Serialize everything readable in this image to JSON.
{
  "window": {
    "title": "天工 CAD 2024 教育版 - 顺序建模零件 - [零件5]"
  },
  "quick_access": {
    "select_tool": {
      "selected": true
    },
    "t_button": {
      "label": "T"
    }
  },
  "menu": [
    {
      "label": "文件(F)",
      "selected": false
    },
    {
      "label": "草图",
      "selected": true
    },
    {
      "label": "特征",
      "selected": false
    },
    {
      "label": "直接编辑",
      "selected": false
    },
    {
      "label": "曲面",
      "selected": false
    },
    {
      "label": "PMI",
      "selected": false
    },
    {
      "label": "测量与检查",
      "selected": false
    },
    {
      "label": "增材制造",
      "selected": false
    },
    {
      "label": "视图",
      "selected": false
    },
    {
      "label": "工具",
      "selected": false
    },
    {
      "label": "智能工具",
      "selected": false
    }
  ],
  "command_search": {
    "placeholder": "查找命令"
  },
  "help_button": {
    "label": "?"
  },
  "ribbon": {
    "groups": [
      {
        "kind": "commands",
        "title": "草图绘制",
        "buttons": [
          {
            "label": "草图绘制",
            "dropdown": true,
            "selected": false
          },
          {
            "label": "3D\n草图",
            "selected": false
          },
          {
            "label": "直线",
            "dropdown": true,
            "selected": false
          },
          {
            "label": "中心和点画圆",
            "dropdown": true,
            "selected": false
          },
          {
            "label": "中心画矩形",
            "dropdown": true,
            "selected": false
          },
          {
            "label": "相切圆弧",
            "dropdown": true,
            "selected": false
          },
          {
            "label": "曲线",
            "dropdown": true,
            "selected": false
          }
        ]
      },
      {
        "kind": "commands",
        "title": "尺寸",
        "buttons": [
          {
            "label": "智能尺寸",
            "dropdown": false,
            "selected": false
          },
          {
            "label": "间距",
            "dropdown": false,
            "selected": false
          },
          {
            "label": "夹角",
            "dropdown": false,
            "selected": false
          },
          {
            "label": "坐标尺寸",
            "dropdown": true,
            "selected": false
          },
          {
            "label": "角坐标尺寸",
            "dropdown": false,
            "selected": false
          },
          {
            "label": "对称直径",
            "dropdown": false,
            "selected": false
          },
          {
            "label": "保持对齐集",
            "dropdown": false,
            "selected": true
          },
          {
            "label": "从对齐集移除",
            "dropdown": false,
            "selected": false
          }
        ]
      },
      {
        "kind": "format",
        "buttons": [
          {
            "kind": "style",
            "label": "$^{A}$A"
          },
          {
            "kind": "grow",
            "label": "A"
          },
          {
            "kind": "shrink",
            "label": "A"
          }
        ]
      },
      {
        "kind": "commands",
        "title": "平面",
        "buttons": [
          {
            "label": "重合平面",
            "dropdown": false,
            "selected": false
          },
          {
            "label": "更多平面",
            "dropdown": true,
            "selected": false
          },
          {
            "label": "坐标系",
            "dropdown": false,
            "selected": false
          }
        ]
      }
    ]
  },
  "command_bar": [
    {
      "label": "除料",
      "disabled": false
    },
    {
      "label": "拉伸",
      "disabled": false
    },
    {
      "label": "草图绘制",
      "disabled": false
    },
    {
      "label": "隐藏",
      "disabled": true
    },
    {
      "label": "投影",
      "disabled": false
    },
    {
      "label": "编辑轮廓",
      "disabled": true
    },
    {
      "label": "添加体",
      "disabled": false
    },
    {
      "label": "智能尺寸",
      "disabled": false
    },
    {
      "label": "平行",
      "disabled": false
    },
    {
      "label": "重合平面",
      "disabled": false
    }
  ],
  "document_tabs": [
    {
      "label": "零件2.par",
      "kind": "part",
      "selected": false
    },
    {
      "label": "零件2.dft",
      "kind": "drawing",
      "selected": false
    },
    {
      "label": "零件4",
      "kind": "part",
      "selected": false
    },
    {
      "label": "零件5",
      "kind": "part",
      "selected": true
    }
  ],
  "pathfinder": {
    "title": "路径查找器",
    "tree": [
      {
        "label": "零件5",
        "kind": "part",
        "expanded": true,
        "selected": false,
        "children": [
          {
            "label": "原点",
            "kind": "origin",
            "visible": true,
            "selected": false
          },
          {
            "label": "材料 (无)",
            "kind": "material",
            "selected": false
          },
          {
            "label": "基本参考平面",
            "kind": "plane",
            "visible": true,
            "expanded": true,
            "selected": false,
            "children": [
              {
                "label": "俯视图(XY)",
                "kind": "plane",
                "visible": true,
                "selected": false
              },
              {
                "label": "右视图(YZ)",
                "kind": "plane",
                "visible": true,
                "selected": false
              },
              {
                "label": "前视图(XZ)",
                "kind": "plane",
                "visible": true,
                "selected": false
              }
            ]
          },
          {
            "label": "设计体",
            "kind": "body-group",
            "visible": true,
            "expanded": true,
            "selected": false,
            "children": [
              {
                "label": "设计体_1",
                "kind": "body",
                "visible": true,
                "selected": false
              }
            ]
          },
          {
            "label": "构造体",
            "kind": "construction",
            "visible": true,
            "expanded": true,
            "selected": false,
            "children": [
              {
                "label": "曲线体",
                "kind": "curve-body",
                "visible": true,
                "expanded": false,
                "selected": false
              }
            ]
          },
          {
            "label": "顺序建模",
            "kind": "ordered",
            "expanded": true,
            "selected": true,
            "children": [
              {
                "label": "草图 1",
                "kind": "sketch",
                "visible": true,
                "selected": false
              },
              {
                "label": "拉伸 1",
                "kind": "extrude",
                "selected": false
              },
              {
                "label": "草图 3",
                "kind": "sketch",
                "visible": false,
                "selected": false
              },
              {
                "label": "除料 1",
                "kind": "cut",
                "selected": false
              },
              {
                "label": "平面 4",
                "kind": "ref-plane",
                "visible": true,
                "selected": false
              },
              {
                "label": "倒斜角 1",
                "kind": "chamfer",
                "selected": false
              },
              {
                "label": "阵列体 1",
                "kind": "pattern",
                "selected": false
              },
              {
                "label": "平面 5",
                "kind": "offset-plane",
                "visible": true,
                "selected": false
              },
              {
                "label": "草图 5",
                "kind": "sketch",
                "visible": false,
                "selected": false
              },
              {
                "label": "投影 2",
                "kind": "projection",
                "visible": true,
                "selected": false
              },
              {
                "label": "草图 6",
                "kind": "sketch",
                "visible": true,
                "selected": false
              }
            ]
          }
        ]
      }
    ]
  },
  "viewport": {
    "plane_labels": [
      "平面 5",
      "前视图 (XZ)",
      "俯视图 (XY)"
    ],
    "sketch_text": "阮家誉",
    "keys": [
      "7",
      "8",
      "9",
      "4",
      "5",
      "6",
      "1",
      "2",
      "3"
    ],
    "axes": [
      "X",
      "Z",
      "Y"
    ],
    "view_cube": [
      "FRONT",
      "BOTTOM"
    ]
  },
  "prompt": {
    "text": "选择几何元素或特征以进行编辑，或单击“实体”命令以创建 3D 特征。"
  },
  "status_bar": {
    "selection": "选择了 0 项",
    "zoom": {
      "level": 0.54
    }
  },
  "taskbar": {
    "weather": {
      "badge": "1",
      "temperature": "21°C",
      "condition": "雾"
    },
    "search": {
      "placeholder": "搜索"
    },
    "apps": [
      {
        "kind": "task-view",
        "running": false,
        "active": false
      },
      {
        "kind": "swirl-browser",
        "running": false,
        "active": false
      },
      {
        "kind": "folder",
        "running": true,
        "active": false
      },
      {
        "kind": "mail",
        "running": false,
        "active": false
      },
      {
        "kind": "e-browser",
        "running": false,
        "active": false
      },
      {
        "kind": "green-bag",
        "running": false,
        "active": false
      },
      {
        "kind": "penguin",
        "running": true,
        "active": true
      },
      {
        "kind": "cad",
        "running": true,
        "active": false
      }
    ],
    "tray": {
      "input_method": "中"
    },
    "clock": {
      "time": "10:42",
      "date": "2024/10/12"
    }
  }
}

****************************************

**Your goal**
All lines above with "title" in them should be returned.

**The solution**
    "title": "天工 CAD 2024 教育版 - 顺序建模零件 - [零件5]"
        "title": "草图绘制",
        "title": "尺寸",
        "title": "平面",
    "title": "路径查找器",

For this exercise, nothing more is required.